>>>

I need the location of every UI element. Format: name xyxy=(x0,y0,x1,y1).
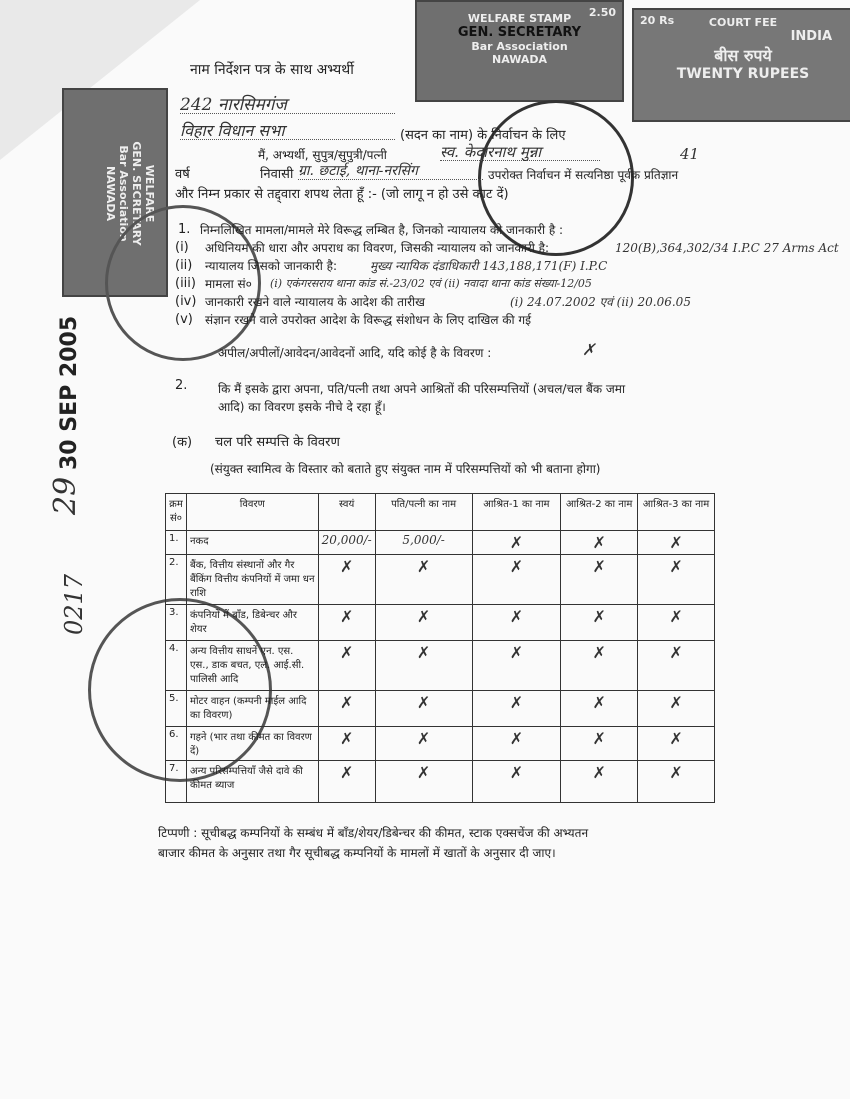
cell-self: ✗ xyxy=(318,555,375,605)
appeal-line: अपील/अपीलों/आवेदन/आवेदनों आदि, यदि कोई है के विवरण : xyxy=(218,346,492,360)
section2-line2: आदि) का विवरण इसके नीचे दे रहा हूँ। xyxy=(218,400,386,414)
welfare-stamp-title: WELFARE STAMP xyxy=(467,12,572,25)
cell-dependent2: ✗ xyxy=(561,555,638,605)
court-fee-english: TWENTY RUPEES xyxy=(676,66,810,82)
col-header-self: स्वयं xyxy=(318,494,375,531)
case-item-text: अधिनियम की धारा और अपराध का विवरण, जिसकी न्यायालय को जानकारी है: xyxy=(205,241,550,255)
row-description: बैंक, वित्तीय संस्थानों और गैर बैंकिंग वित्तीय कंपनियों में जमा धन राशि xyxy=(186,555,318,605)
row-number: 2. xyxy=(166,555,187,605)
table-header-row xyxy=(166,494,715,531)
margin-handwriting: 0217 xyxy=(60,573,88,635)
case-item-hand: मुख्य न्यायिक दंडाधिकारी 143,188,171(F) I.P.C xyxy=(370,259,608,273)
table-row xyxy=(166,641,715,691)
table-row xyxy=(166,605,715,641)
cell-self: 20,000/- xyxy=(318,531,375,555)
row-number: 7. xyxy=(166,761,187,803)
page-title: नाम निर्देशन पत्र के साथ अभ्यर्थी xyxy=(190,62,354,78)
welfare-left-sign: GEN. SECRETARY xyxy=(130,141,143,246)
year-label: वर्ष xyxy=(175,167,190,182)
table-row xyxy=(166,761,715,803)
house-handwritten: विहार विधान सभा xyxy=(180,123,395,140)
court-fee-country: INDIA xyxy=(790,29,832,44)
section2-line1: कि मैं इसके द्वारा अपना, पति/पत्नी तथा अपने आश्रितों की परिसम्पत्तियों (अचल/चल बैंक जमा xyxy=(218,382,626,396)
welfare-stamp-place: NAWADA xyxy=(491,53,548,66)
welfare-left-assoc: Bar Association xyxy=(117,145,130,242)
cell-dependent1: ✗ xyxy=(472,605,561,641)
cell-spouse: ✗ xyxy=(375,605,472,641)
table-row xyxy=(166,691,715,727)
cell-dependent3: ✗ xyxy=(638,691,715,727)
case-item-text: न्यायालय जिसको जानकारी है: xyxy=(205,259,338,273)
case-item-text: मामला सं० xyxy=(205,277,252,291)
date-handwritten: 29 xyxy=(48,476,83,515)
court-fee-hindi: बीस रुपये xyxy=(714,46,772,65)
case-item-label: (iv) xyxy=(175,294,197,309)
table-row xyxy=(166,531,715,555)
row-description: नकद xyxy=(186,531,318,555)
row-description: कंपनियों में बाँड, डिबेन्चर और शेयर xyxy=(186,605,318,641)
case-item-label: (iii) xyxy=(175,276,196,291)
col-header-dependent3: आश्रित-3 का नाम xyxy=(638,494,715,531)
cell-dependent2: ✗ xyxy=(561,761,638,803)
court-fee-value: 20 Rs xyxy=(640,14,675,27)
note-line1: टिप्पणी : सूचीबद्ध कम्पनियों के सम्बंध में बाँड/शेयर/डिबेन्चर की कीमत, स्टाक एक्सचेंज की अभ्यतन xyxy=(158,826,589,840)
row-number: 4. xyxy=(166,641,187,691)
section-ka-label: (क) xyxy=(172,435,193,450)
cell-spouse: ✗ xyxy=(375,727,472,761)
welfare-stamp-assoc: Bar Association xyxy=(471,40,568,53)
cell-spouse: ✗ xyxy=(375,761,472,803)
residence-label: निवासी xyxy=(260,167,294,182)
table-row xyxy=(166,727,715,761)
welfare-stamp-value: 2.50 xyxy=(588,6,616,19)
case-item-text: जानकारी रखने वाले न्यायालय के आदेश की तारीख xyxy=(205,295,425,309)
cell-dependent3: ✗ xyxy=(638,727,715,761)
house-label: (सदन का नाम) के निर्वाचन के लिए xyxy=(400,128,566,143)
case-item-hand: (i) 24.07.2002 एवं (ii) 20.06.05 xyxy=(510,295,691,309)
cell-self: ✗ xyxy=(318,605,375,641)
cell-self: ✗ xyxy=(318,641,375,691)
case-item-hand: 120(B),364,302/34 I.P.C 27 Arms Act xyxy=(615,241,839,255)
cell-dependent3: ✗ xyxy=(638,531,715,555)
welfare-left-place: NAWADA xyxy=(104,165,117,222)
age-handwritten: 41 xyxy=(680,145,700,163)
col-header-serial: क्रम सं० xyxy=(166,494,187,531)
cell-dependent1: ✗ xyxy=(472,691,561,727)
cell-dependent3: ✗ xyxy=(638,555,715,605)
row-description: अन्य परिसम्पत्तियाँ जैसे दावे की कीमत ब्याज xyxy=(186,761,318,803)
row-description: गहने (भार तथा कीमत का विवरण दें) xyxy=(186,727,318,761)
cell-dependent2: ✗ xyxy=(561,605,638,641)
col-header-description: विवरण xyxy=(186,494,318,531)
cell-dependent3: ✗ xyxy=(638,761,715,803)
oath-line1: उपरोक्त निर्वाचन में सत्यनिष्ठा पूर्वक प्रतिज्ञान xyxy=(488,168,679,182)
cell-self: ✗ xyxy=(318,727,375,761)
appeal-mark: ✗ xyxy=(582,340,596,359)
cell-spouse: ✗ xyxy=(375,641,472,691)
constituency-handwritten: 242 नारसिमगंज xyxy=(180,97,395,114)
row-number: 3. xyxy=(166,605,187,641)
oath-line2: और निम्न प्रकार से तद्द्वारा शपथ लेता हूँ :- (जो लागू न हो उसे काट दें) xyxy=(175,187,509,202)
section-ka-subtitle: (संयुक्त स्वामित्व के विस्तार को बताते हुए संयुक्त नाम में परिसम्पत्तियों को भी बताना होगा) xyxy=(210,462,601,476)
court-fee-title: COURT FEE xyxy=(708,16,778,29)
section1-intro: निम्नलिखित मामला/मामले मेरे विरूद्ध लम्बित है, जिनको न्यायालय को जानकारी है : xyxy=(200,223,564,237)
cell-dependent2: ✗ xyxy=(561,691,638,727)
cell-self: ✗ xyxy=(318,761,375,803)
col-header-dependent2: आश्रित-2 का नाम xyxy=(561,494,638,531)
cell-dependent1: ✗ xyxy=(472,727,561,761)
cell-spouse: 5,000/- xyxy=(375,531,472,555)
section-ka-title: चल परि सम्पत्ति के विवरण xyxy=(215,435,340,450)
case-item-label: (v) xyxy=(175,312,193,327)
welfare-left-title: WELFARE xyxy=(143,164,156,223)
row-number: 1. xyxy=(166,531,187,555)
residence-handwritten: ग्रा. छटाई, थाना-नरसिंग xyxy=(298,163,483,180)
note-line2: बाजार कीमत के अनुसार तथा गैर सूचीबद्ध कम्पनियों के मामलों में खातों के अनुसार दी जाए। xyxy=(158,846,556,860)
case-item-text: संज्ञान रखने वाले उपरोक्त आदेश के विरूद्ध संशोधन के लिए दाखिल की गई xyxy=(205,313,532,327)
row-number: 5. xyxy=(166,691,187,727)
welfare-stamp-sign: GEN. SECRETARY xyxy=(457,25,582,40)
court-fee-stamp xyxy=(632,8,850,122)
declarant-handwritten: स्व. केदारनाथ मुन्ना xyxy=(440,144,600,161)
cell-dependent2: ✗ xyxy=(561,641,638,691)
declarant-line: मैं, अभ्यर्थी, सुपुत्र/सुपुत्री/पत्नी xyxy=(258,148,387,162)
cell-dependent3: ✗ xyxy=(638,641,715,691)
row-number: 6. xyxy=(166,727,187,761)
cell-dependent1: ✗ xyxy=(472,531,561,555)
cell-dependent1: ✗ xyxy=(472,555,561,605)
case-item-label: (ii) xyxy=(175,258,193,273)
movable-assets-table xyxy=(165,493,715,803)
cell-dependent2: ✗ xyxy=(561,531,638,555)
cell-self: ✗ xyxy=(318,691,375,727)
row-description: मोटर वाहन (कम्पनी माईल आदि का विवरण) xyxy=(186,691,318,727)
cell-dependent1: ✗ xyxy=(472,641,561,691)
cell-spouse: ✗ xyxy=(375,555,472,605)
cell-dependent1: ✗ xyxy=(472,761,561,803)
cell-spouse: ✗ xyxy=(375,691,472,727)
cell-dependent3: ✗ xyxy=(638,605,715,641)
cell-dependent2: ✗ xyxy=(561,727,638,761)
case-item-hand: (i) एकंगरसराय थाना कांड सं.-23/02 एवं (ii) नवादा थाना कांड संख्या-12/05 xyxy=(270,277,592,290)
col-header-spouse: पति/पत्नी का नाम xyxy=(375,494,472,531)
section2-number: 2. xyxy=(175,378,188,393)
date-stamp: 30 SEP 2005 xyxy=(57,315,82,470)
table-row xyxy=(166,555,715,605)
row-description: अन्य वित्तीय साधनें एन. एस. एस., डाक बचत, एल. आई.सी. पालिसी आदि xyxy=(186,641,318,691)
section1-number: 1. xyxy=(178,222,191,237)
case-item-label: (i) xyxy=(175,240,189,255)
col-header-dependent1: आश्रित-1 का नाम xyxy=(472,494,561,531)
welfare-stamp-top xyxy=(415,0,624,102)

<<<

Can you repeat the lines starting with the one containing "cell-self: ✗ xyxy=(318,555,375,605)" and going on through the one containing "cell-dependent2: ✗ xyxy=(561,555,638,605)", swapping "विवरण" for "ब्योरा" and leaving everything else as it is?

[Answer]:
cell-self: ✗ xyxy=(318,555,375,605)
appeal-line: अपील/अपीलों/आवेदन/आवेदनों आदि, यदि कोई है के ब्योरा : xyxy=(218,346,492,360)
section2-line2: आदि) का ब्योरा इसके नीचे दे रहा हूँ। xyxy=(218,400,386,414)
welfare-stamp-title: WELFARE STAMP xyxy=(467,12,572,25)
cell-dependent2: ✗ xyxy=(561,555,638,605)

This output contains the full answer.